=== RECORDS SHOWN ===
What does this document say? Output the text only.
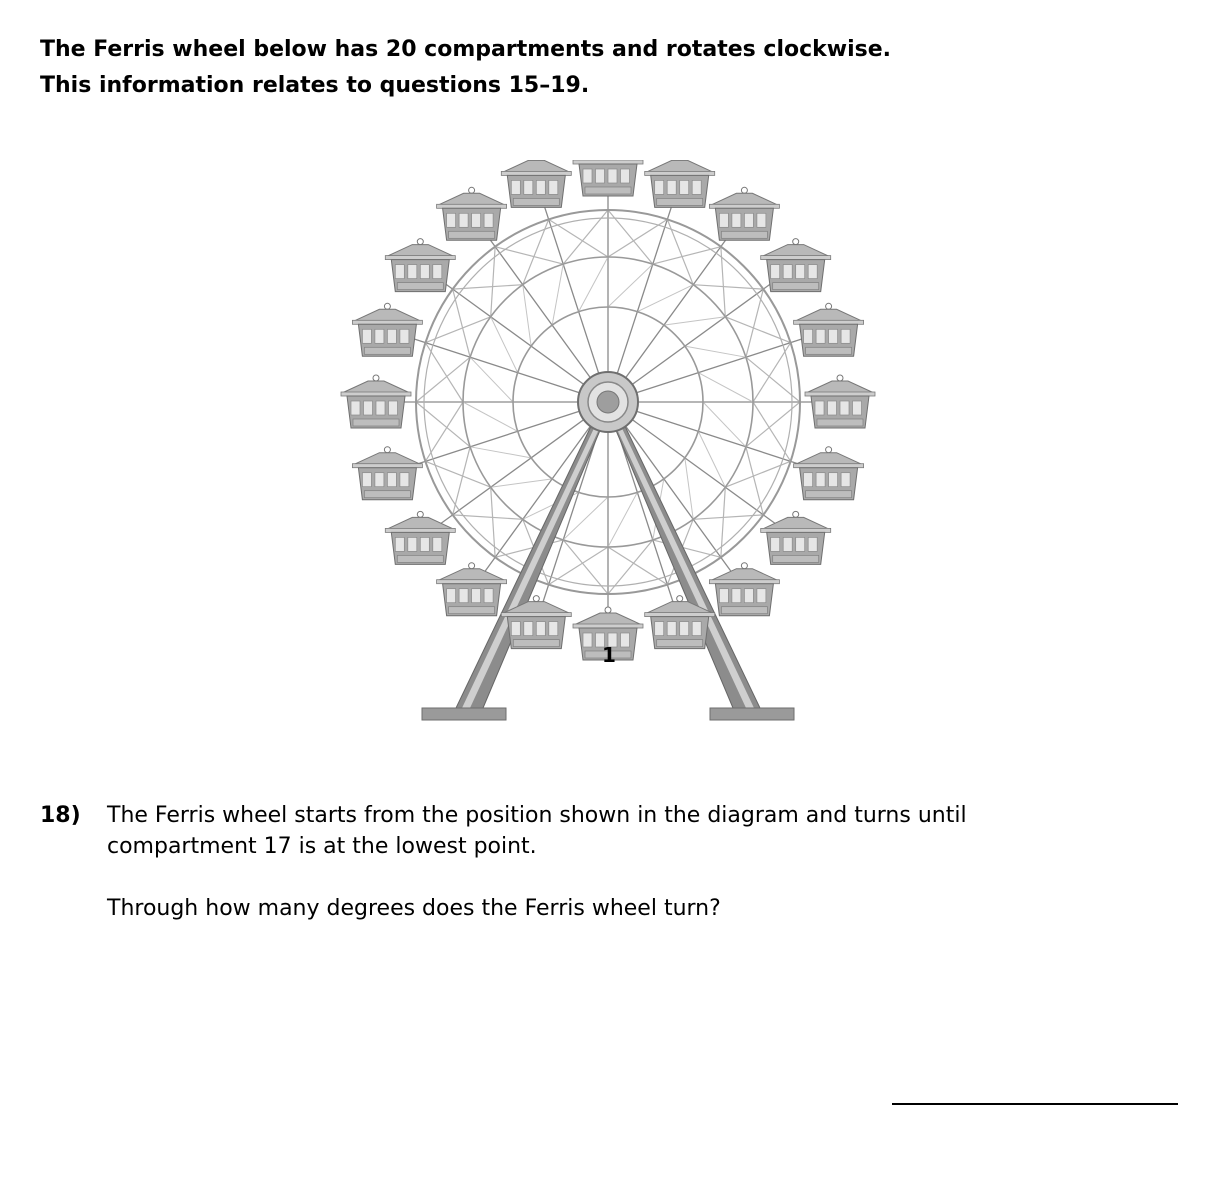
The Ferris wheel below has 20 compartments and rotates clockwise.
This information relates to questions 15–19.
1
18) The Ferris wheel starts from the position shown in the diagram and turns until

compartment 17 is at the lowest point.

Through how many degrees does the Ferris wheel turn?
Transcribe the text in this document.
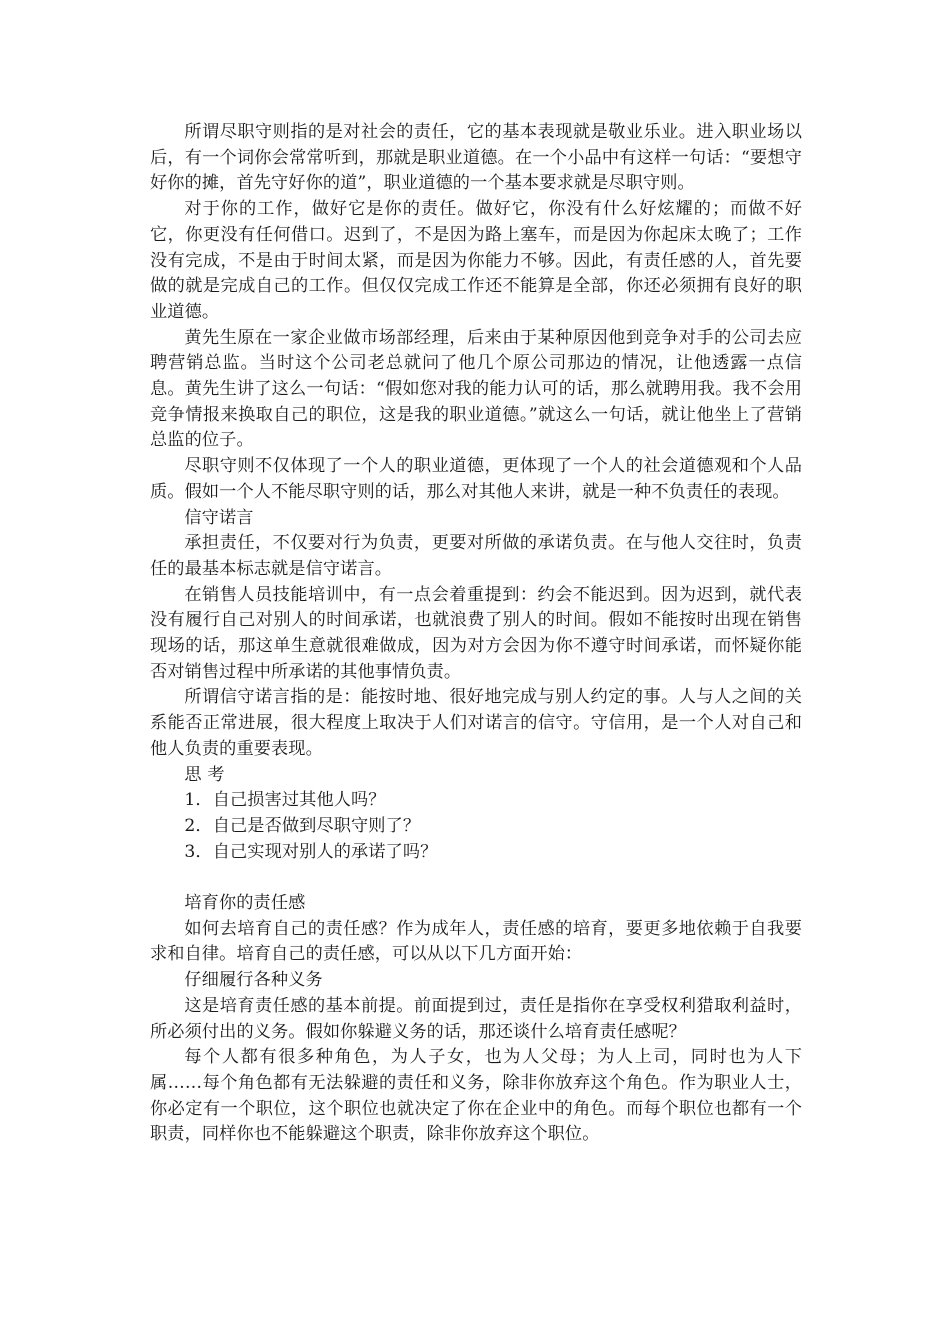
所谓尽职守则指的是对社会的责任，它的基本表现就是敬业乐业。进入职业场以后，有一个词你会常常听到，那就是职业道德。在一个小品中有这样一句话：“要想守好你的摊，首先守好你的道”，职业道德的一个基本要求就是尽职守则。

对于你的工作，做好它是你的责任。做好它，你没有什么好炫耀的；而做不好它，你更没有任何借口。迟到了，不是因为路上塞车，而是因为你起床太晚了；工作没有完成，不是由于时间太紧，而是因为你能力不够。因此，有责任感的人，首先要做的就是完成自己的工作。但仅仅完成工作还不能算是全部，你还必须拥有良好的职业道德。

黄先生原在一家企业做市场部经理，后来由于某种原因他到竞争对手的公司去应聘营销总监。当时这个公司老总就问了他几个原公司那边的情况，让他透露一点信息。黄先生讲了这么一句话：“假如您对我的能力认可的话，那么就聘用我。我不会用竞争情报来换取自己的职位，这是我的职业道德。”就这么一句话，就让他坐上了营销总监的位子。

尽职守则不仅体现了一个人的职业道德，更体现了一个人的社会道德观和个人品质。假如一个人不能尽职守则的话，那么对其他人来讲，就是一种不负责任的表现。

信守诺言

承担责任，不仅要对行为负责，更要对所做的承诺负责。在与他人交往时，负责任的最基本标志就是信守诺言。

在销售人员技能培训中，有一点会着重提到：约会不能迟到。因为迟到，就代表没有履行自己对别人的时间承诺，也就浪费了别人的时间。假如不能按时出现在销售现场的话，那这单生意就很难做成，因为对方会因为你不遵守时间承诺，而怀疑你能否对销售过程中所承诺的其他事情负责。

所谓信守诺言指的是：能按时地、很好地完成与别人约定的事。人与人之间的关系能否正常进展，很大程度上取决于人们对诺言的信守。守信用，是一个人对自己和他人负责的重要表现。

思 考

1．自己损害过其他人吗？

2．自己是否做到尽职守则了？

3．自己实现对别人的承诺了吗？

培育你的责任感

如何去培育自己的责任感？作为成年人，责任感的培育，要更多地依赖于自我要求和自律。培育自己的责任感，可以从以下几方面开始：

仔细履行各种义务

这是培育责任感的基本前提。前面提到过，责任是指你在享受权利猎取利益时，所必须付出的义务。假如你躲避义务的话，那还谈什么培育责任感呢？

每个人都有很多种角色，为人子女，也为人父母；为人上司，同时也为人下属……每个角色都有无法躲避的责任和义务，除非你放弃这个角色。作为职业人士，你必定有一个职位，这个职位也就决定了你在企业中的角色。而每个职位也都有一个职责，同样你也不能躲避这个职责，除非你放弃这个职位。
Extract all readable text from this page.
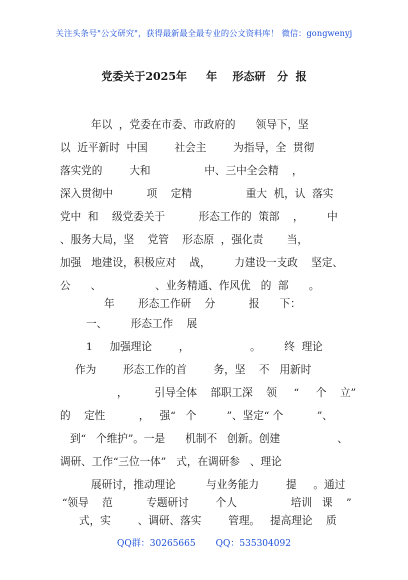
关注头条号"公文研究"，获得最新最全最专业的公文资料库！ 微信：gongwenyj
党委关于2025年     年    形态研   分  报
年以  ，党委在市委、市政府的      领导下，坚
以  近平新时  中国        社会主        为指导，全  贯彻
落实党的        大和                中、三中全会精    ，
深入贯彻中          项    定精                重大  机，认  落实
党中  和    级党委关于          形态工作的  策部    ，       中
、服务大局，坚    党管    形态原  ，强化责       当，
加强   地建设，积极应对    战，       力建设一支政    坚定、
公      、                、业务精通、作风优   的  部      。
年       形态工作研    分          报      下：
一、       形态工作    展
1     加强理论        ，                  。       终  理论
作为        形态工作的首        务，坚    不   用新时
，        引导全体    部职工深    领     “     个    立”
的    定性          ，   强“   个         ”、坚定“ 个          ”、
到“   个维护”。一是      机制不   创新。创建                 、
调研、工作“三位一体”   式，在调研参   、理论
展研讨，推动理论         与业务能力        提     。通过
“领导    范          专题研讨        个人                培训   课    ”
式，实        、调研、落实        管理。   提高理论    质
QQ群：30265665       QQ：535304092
===
» **PROMPT**: With pictures omitted, copy exactly the lines from the one containing "Extract all readable text from this page." through the final line of the listing, both included.

» **ANSWER TO THIS EXERCISE**:
Extract all readable text from this page.
关注头条号"公文研究"，获得最新最全最专业的公文资料库！ 微信：gongwenyj
党委关于2025年     年    形态研   分  报
年以  ，党委在市委、市政府的      领导下，坚
以  近平新时  中国        社会主        为指导，全  贯彻
落实党的        大和                中、三中全会精    ，
深入贯彻中          项    定精                重大  机，认  落实
党中  和    级党委关于          形态工作的  策部    ，       中
、服务大局，坚    党管    形态原  ，强化责       当，
加强   地建设，积极应对    战，       力建设一支政    坚定、
公      、                、业务精通、作风优   的  部      。
年       形态工作研    分          报      下：
一、       形态工作    展
1     加强理论        ，                  。       终  理论
作为        形态工作的首        务，坚    不   用新时
，        引导全体    部职工深    领     “     个    立”
的    定性          ，   强“   个         ”、坚定“ 个          ”、
到“   个维护”。一是      机制不   创新。创建                 、
调研、工作“三位一体”   式，在调研参   、理论
展研讨，推动理论         与业务能力        提     。通过
“领导    范          专题研讨        个人                培训   课    ”
式，实        、调研、落实        管理。   提高理论    质
QQ群：30265665       QQ：535304092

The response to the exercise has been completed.